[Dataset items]
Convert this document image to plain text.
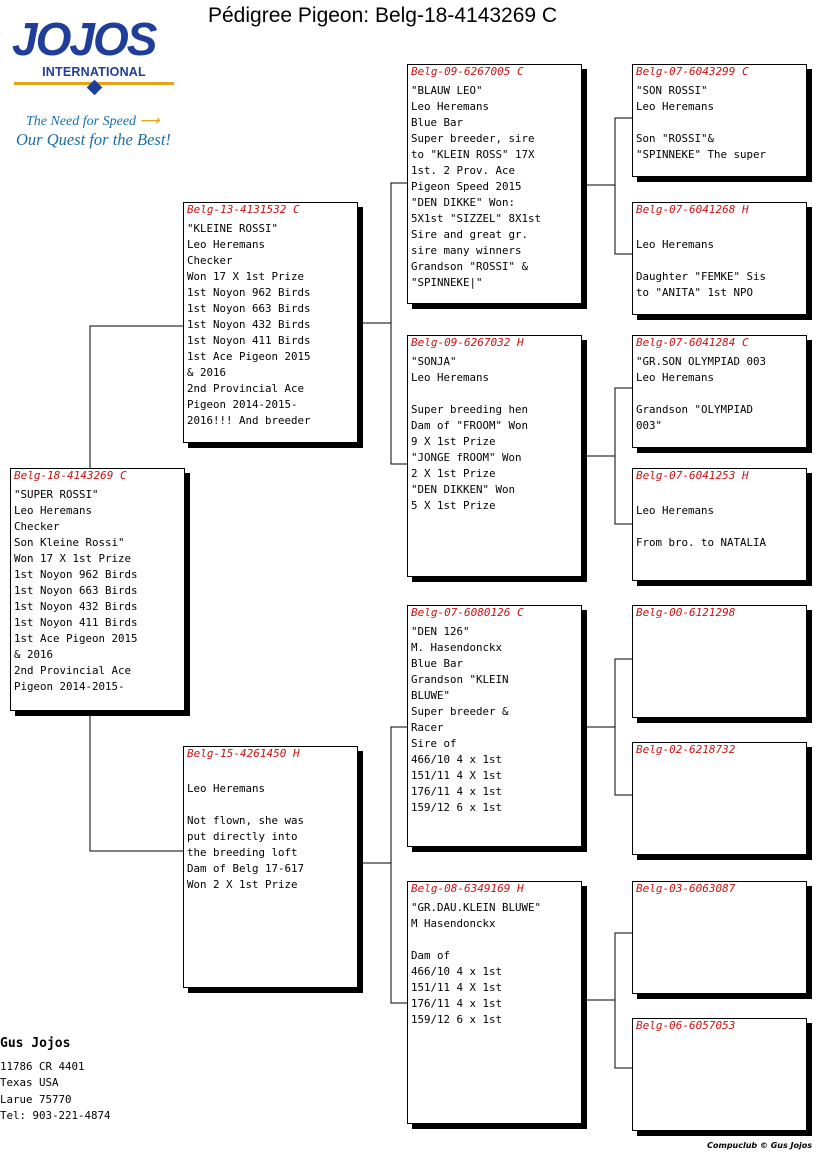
Pédigree Pigeon: Belg-18-4143269 C
JOJOS
INTERNATIONAL
The Need for Speed ⟶
Our Quest for the Best!
Belg-18-4143269 C
"SUPER ROSSI"
Leo Heremans
Checker
Son Kleine Rossi"
Won 17 X 1st Prize
1st Noyon 962 Birds
1st Noyon 663 Birds
1st Noyon 432 Birds
1st Noyon 411 Birds
1st Ace Pigeon 2015
& 2016
2nd Provincial Ace
Pigeon 2014-2015-
Belg-13-4131532 C
"KLEINE ROSSI"
Leo Heremans
Checker
Won 17 X 1st Prize
1st Noyon 962 Birds
1st Noyon 663 Birds
1st Noyon 432 Birds
1st Noyon 411 Birds
1st Ace Pigeon 2015
& 2016
2nd Provincial Ace
Pigeon 2014-2015-
2016!!! And breeder
Belg-15-4261450 H
Leo Heremans
Not flown, she was
put directly into
the breeding loft
Dam of Belg 17-617
Won 2 X 1st Prize
Belg-09-6267005 C
"BLAUW LEO"
Leo Heremans
Blue Bar
Super breeder, sire
to "KLEIN ROSS" 17X
1st. 2 Prov. Ace
Pigeon Speed 2015
"DEN DIKKE" Won:
5X1st "SIZZEL" 8X1st
Sire and great gr.
sire many winners
Grandson "ROSSI" &
"SPINNEKE|"
Belg-09-6267032 H
"SONJA"
Leo Heremans
Super breeding hen
Dam of "FROOM" Won
9 X 1st Prize
"JONGE fROOM" Won
2 X 1st Prize
"DEN DIKKEN" Won
5 X 1st Prize
Belg-07-6080126 C
"DEN 126"
M. Hasendonckx
Blue Bar
Grandson "KLEIN
BLUWE"
Super breeder &
Racer
Sire of
466/10 4 x 1st
151/11 4 X 1st
176/11 4 x 1st
159/12 6 x 1st
Belg-08-6349169 H
"GR.DAU.KLEIN BLUWE"
M Hasendonckx
Dam of
466/10 4 x 1st
151/11 4 X 1st
176/11 4 x 1st
159/12 6 x 1st
Belg-07-6043299 C
"SON ROSSI"
Leo Heremans
Son "ROSSI"&
"SPINNEKE" The super
Belg-07-6041268 H
Leo Heremans
Daughter "FEMKE" Sis
to "ANITA" 1st NPO
Belg-07-6041284 C
"GR.SON OLYMPIAD 003
Leo Heremans
Grandson "OLYMPIAD
003"
Belg-07-6041253 H
Leo Heremans
From bro. to NATALIA
Belg-00-6121298
Belg-02-6218732
Belg-03-6063087
Belg-06-6057053
Gus Jojos
11786 CR 4401
Texas USA
Larue 75770
Tel: 903-221-4874
Compuclub © Gus Jojos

## Task prompt
Return the records exactly. Don't carry the pictures over.

## Solution for this exercise
Convert this document image to plain text.
Pédigree Pigeon: Belg-18-4143269 C
JOJOS
INTERNATIONAL
The Need for Speed ⟶
Our Quest for the Best!
Belg-18-4143269 C
"SUPER ROSSI"
Leo Heremans
Checker
Son Kleine Rossi"
Won 17 X 1st Prize
1st Noyon 962 Birds
1st Noyon 663 Birds
1st Noyon 432 Birds
1st Noyon 411 Birds
1st Ace Pigeon 2015
& 2016
2nd Provincial Ace
Pigeon 2014-2015-
Belg-13-4131532 C
"KLEINE ROSSI"
Leo Heremans
Checker
Won 17 X 1st Prize
1st Noyon 962 Birds
1st Noyon 663 Birds
1st Noyon 432 Birds
1st Noyon 411 Birds
1st Ace Pigeon 2015
& 2016
2nd Provincial Ace
Pigeon 2014-2015-
2016!!! And breeder
Belg-15-4261450 H
Leo Heremans
Not flown, she was
put directly into
the breeding loft
Dam of Belg 17-617
Won 2 X 1st Prize
Belg-09-6267005 C
"BLAUW LEO"
Leo Heremans
Blue Bar
Super breeder, sire
to "KLEIN ROSS" 17X
1st. 2 Prov. Ace
Pigeon Speed 2015
"DEN DIKKE" Won:
5X1st "SIZZEL" 8X1st
Sire and great gr.
sire many winners
Grandson "ROSSI" &
"SPINNEKE|"
Belg-09-6267032 H
"SONJA"
Leo Heremans
Super breeding hen
Dam of "FROOM" Won
9 X 1st Prize
"JONGE fROOM" Won
2 X 1st Prize
"DEN DIKKEN" Won
5 X 1st Prize
Belg-07-6080126 C
"DEN 126"
M. Hasendonckx
Blue Bar
Grandson "KLEIN
BLUWE"
Super breeder &
Racer
Sire of
466/10 4 x 1st
151/11 4 X 1st
176/11 4 x 1st
159/12 6 x 1st
Belg-08-6349169 H
"GR.DAU.KLEIN BLUWE"
M Hasendonckx
Dam of
466/10 4 x 1st
151/11 4 X 1st
176/11 4 x 1st
159/12 6 x 1st
Belg-07-6043299 C
"SON ROSSI"
Leo Heremans
Son "ROSSI"&
"SPINNEKE" The super
Belg-07-6041268 H
Leo Heremans
Daughter "FEMKE" Sis
to "ANITA" 1st NPO
Belg-07-6041284 C
"GR.SON OLYMPIAD 003
Leo Heremans
Grandson "OLYMPIAD
003"
Belg-07-6041253 H
Leo Heremans
From bro. to NATALIA
Belg-00-6121298
Belg-02-6218732
Belg-03-6063087
Belg-06-6057053
Gus Jojos
11786 CR 4401
Texas USA
Larue 75770
Tel: 903-221-4874
Compuclub © Gus Jojos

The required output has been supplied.